Do this> Copy the line with "Enumerate this screenshot's" and all lines following it through the last line of the entries, exactly as written.

A block of data>
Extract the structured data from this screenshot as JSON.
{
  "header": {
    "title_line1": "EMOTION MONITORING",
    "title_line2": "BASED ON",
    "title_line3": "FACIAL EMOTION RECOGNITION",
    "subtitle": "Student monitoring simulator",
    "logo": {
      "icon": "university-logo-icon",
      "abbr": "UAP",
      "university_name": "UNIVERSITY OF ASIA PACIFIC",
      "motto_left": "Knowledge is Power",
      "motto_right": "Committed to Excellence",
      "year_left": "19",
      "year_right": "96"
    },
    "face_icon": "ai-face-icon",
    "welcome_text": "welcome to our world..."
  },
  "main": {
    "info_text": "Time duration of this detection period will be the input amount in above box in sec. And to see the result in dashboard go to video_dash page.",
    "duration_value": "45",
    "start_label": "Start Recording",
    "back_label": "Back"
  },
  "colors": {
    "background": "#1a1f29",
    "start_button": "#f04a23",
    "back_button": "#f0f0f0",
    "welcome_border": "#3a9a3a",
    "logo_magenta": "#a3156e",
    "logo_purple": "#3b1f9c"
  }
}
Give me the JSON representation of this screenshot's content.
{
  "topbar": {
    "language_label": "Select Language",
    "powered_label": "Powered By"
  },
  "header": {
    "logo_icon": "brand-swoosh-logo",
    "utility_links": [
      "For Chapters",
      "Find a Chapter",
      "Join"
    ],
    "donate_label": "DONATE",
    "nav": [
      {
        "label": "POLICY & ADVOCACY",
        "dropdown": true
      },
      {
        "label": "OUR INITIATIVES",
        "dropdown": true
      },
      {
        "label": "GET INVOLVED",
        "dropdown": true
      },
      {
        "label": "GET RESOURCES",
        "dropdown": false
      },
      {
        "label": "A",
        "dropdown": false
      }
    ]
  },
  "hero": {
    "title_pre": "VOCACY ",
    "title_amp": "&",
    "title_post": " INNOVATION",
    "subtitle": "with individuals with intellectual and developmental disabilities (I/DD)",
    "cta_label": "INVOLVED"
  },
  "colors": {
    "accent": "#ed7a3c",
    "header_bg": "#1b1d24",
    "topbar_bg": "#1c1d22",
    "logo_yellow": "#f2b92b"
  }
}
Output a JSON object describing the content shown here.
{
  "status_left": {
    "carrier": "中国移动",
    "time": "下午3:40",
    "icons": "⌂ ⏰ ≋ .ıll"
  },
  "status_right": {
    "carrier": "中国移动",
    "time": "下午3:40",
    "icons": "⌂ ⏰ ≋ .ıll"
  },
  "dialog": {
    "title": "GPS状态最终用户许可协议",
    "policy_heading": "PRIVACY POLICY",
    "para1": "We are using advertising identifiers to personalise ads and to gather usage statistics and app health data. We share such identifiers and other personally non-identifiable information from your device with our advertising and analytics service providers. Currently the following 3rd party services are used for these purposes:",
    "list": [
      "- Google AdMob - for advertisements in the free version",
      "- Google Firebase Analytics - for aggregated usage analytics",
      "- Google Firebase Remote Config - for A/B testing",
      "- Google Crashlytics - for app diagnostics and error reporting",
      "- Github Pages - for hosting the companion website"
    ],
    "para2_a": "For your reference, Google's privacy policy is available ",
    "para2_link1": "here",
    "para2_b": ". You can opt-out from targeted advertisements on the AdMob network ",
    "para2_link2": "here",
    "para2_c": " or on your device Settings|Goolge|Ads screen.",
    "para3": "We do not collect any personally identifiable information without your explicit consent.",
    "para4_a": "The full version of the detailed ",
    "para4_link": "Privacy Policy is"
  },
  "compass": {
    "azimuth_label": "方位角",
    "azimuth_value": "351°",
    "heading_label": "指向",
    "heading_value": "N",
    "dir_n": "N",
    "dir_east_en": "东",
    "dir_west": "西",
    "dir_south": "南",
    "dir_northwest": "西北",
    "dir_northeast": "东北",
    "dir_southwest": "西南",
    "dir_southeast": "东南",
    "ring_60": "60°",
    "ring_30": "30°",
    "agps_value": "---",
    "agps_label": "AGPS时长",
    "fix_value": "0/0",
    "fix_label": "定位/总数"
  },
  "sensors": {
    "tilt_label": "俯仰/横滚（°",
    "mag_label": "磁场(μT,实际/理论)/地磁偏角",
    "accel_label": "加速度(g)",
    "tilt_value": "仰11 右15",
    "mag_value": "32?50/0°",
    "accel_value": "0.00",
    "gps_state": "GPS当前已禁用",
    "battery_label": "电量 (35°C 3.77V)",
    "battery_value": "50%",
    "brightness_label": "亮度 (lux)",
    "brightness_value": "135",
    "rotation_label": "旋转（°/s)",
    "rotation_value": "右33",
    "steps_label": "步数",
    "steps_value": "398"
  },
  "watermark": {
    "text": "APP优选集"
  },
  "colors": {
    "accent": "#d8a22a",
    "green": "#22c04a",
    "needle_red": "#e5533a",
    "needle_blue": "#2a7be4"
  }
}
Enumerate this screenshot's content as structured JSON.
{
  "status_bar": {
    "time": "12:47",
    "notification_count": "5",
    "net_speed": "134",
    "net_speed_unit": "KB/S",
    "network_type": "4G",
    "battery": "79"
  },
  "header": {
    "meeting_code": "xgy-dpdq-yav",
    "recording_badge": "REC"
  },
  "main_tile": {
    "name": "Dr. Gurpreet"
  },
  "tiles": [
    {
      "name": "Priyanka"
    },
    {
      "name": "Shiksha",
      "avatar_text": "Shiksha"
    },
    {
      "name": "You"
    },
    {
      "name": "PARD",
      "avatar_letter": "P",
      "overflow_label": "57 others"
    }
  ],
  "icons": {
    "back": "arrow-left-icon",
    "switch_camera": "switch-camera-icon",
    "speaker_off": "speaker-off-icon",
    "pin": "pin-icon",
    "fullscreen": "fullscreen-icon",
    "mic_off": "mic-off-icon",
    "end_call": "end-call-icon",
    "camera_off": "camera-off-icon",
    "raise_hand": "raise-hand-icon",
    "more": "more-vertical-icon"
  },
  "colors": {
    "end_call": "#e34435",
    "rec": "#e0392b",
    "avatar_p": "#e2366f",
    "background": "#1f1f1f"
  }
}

The solution>
Enumerate this screenshot's content as structured JSON.
{
  "status_bar": {
    "time": "12:47",
    "notification_count": "5",
    "net_speed": "134",
    "net_speed_unit": "KB/S",
    "network_type": "4G",
    "battery": "79"
  },
  "header": {
    "meeting_code": "xgy-dpdq-yav",
    "recording_badge": "REC"
  },
  "main_tile": {
    "name": "Dr. Gurpreet"
  },
  "tiles": [
    {
      "name": "Priyanka"
    },
    {
      "name": "Shiksha",
      "avatar_text": "Shiksha"
    },
    {
      "name": "You"
    },
    {
      "name": "PARD",
      "avatar_letter": "P",
      "overflow_label": "57 others"
    }
  ],
  "icons": {
    "back": "arrow-left-icon",
    "switch_camera": "switch-camera-icon",
    "speaker_off": "speaker-off-icon",
    "pin": "pin-icon",
    "fullscreen": "fullscreen-icon",
    "mic_off": "mic-off-icon",
    "end_call": "end-call-icon",
    "camera_off": "camera-off-icon",
    "raise_hand": "raise-hand-icon",
    "more": "more-vertical-icon"
  },
  "colors": {
    "end_call": "#e34435",
    "rec": "#e0392b",
    "avatar_p": "#e2366f",
    "background": "#1f1f1f"
  }
}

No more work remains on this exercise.